◆ RECORDS FOR PROCESSING ◆
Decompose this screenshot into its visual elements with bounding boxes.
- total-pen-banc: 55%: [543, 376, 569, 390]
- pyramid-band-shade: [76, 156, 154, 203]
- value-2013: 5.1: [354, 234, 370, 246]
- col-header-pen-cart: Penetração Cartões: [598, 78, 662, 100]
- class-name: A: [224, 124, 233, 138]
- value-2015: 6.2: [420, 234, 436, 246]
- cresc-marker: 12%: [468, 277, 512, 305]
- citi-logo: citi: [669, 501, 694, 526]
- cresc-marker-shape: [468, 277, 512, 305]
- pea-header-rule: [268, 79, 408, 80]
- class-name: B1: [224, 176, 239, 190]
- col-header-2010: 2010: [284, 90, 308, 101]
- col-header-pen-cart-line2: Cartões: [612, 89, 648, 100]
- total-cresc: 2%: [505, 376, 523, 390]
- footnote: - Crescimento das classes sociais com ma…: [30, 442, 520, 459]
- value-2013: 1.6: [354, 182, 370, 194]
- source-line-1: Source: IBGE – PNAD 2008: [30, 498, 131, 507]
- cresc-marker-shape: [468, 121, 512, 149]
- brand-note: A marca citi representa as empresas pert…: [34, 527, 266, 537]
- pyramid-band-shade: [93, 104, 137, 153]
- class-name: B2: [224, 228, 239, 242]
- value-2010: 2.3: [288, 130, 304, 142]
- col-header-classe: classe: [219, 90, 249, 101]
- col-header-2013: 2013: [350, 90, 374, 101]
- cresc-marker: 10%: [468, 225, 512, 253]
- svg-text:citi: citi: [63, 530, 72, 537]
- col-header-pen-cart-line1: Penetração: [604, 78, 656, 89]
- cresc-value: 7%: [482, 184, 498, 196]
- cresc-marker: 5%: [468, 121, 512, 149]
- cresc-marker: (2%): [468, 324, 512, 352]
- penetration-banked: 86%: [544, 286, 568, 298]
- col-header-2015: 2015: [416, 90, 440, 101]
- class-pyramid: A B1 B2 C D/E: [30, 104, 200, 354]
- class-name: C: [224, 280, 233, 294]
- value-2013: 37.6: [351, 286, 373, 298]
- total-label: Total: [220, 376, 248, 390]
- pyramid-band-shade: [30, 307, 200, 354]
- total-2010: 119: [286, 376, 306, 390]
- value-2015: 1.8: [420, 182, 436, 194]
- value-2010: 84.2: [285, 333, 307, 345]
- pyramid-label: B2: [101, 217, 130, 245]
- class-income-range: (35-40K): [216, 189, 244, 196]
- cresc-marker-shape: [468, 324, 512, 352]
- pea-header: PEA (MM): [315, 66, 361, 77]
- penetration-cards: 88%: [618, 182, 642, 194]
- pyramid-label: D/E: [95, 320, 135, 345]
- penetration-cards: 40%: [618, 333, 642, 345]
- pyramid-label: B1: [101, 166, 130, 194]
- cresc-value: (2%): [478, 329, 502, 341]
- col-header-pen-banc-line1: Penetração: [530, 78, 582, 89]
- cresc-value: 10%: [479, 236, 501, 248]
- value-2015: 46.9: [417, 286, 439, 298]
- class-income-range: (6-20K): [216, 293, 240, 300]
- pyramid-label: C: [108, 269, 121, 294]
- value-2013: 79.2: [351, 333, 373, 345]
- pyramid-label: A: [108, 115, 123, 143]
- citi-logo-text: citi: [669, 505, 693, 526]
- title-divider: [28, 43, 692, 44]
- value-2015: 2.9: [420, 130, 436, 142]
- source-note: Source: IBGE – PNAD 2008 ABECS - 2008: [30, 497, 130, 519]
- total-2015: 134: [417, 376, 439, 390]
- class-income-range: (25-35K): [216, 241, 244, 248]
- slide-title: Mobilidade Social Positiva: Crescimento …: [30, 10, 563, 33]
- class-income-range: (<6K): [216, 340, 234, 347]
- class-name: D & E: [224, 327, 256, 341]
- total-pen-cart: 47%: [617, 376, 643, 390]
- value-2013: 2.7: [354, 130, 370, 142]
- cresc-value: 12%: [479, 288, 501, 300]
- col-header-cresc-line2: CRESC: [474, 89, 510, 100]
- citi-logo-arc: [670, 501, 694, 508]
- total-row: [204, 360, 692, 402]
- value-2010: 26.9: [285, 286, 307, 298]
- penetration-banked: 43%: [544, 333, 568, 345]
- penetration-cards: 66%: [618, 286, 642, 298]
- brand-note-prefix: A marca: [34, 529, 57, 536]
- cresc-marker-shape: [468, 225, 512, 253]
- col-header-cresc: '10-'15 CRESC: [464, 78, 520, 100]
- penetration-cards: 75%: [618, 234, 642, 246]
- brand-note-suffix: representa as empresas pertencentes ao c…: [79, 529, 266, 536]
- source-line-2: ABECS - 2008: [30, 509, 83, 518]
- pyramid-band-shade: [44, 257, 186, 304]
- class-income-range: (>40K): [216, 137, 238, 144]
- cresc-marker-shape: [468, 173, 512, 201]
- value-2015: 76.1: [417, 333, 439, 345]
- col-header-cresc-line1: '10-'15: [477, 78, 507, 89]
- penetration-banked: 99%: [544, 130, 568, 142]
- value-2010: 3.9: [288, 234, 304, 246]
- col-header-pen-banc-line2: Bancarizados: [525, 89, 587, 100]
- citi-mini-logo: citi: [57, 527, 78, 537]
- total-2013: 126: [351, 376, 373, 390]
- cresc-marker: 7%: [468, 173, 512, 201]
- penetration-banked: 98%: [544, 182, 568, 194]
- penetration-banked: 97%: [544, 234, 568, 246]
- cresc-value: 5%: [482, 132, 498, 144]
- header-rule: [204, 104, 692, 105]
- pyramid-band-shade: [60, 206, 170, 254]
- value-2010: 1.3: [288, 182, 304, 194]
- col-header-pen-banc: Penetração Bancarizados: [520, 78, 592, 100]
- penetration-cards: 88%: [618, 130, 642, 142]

◆ THE EXERCISE ◆
Report how many lines of the listing above contain the string "shape". Reply with the number alone.

◆ SOLVED PROBLEM ◆
5